Como nasce a inspiração?

Borges: "No caso de um conto, eu conheço o princípio, o ponto de partida, conheço o fim, conheço a meta"
Como surge a idéia de um conto, de um romance, de um poema?

Cada escritor tem sua história, sua forma de inspiração.

Vejam o que Jorge Luis Borges fala:

“Começa por uma espécie de revelação. Mas eu uso essa palavra de uma maneira modesta, não ambiciosa. Ou seja, de repente eu sei que algo vai acontecer e que isso que vai acontecer pode ser, no caso de um conto, o princípio e o fim. No caso de um poema, não: é uma idéia mais geral, e às vezes tem sido a primeira linha. Ou seja, algo me é dado, e depois intervenho, talvez estrague tudo (ri). No caso de um conto, por exemplo, eu conheço o princípio, o ponto de partida, conheço o fim, conheço a meta. Mas depois tenho que descobrir, através dos meus muito limitados meios, o que acontece entre o começo e o final”.

O que Borges conta é apenas o nascimento, a primeira fulguração do texto.

Todo o complexo e estimulante jogo de construir a narrativa vem depois.

novembro 28, 2014

12 poemas para a vida inteira

"A beleza não se faz — ela é" (Emily Dickinson)
1. “Os homens ocos” [“The Hollow Men”] — T. S. Eliot
— Numa terra morta, homens vazios caminham em busca de esperança.

2. “O infinito” [“L’infinito”] — Giacomo Leopardi
— A doçura de perder-se no “eterno”, nas “estações já mortas” e no tempo presente.

3. “A uma passante” [“A une passante”] — Charles Baudelaire
— A beleza que sempre nos escapa; a beleza efêmera que poderia ter sido tudo.

4. “Pranto por Ignacio Sanchez Mejias” [“Llanto por Ignacio Sanchez Mejias”] — Federico García Lorca
— Uma elegia moderna; a dor insuperável, pungente, reiterada, pelo amigo morto.

5. “Rumo a Bizâncio” [“Sailing to Byzantium”] — W. B. Yeats
— Perdido numa geração relativista, o poeta anseia pela verdade eterna.

6. “A beleza não se faz — ela é” [“Beauty — be not caused — It is”] — Emily Dickinson
— A luta diária do escritor, de todo artista, sintetizada de forma genial.

7. “Dizer toda a Verdade — em modo oblíquo” [“Tell all the Truth but tell it slant”] — Emily Dickinson
— Há uma didática para mostrar a Verdade.

8. “Tarde de maio” — Carlos Drummond de Andrade
— A experiência sempre anônima da tristeza. Caminhamos entre “desatentos”.

============================================================

- TAREFAS:
**a)** Indique se cada afirmação abaixo concorda com o documento de origem, respondendo sim ou não e citando literalmente as palavras que decidem: (i) Borges afirma que, no caso de um poema, conhece o princípio e o fim; (ii) o poema de Leopardi trata da doçura de perder-se no eterno; (iii) a construção da narrativa vem antes do nascimento do texto.
**b)** Liste, sem repetir nomes, todos os autores dos poemas da lista numerada do documento de origem.
**c)** Transcreva literalmente do documento de origem tudo o que vai de "novembro 28, 2014" até "ter sido tudo.".

- DADOS FORNECIDOS:

============================================================

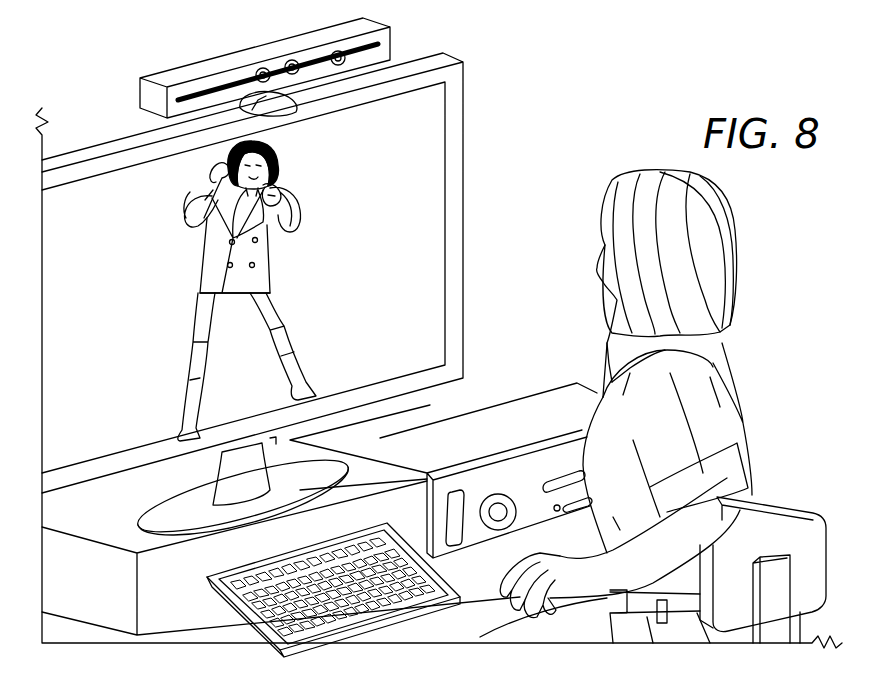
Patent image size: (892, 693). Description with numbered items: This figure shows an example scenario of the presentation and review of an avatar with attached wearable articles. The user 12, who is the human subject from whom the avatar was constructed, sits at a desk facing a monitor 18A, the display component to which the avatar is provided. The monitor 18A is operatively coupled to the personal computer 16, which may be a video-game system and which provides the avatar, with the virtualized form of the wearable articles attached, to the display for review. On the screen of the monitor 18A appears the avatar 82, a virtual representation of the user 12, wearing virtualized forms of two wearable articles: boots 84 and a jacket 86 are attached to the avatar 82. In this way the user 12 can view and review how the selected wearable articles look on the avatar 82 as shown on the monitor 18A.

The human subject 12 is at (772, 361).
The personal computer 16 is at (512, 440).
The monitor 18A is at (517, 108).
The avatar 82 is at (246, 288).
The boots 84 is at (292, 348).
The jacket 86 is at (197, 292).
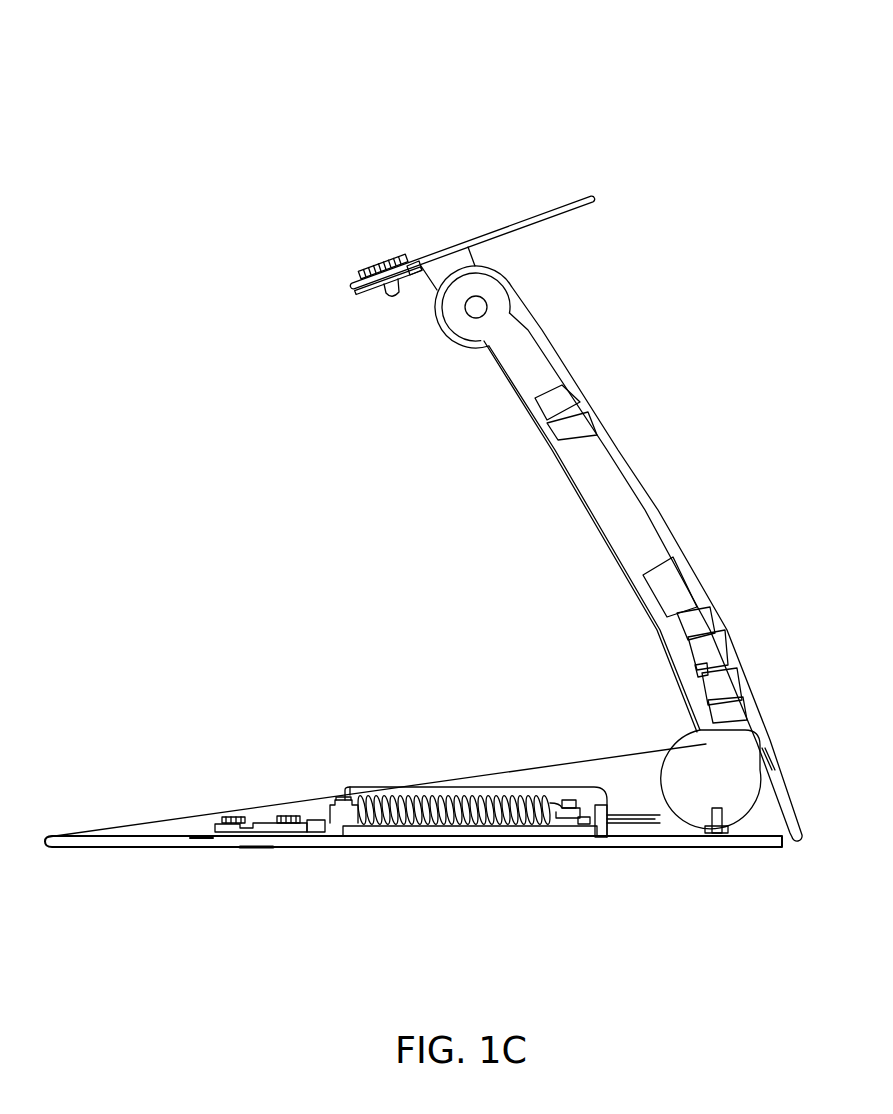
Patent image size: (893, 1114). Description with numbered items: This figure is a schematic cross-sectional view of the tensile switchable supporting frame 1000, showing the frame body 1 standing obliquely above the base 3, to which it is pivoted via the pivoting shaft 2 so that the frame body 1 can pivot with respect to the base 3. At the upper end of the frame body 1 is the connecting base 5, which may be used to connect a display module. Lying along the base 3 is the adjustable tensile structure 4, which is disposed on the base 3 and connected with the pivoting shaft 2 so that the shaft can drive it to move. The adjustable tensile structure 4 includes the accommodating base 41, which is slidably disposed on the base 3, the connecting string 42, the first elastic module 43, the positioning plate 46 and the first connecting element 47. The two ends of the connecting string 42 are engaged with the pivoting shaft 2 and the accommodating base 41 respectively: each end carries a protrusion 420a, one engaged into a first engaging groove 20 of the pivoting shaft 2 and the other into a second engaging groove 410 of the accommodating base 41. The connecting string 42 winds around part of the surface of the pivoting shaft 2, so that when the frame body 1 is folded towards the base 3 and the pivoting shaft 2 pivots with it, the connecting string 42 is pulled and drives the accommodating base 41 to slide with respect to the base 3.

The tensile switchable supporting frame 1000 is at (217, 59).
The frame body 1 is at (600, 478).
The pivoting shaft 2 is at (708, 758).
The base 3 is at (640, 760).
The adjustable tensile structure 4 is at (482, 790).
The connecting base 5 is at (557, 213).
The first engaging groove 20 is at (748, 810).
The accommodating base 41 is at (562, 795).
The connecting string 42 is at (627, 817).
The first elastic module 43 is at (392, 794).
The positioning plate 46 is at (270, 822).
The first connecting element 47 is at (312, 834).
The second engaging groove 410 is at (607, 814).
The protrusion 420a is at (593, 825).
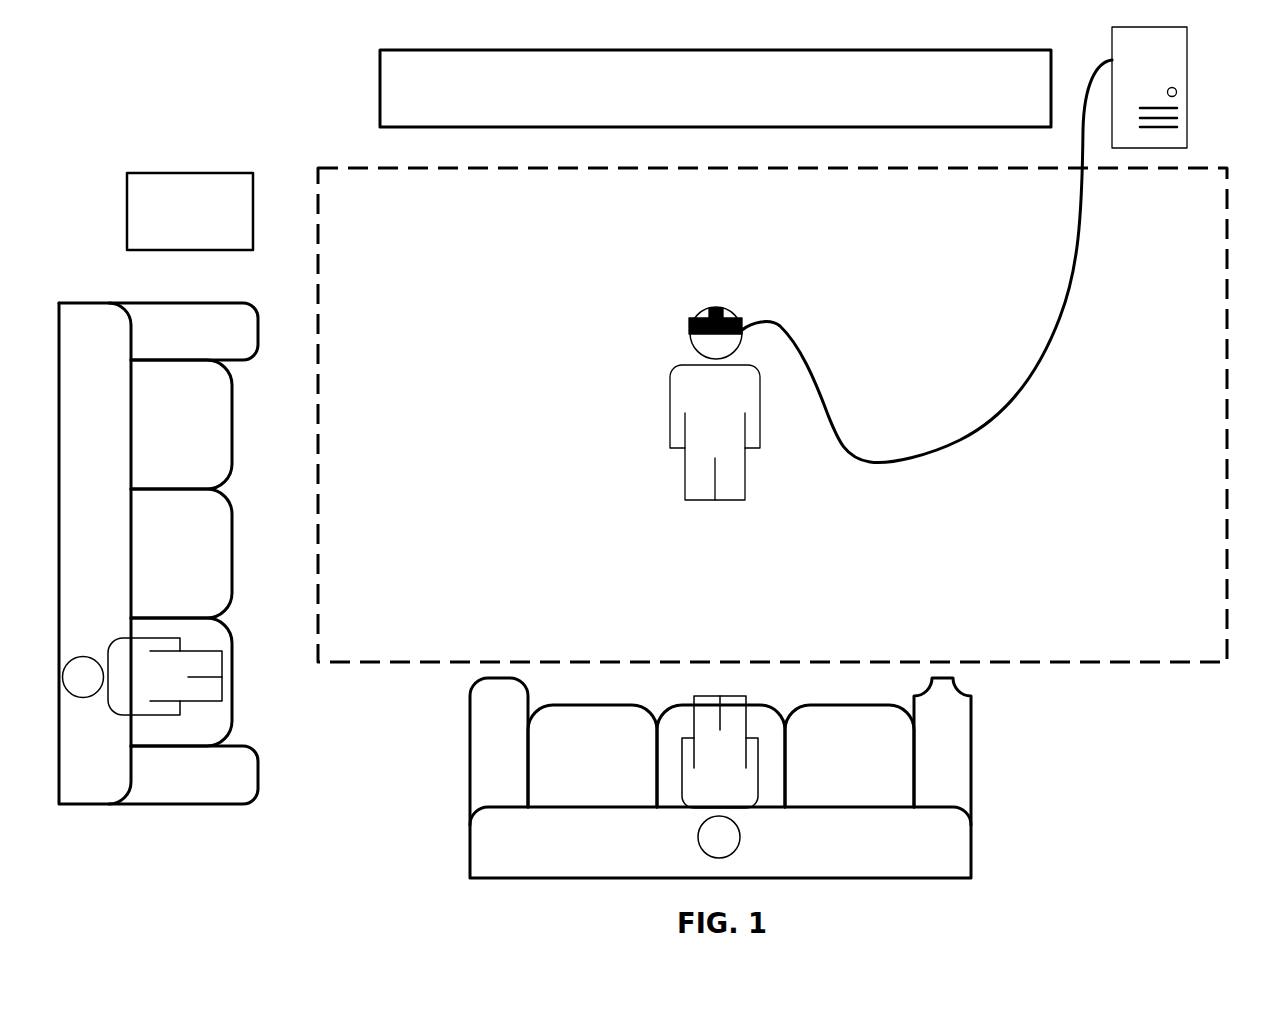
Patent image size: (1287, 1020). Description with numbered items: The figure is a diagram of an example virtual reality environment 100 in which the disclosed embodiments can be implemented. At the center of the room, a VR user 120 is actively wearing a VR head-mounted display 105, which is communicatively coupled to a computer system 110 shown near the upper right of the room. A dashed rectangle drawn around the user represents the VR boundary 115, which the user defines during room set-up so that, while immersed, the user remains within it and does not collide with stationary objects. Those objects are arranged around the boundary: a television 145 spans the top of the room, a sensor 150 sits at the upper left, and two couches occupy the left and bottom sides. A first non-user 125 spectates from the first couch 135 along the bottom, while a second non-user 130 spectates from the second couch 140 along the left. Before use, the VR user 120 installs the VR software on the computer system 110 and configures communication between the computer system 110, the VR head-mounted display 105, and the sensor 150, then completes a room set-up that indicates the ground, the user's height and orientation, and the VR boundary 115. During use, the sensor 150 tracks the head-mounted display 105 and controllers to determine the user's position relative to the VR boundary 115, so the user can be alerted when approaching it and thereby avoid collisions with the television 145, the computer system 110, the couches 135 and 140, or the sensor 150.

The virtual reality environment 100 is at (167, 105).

============================================================

- RESPOSTAS:
**a)**
(i) Não: "No caso de um poema, não: é uma idéia mais geral, e às vezes tem sido a primeira linha."
(ii) Sim: "A doçura de perder-se no “eterno”"
(iii) Não: "Todo o complexo e estimulante jogo de construir a narrativa vem depois."

**b)** T. S. Eliot, Giacomo Leopardi, Charles Baudelaire, Federico García Lorca, W. B. Yeats, Emily Dickinson, Carlos Drummond de Andrade

**c)**
novembro 28, 2014

12 poemas para a vida inteira

"A beleza não se faz — ela é" (Emily Dickinson)
1. “Os homens ocos” [“The Hollow Men”] — T. S. Eliot
— Numa terra morta, homens vazios caminham em busca de esperança.

2. “O infinito” [“L’infinito”] — Giacomo Leopardi
— A doçura de perder-se no “eterno”, nas “estações já mortas” e no tempo presente.

3. “A uma passante” [“A une passante”] — Charles Baudelaire
— A beleza que sempre nos escapa; a beleza efêmera que poderia ter sido tudo.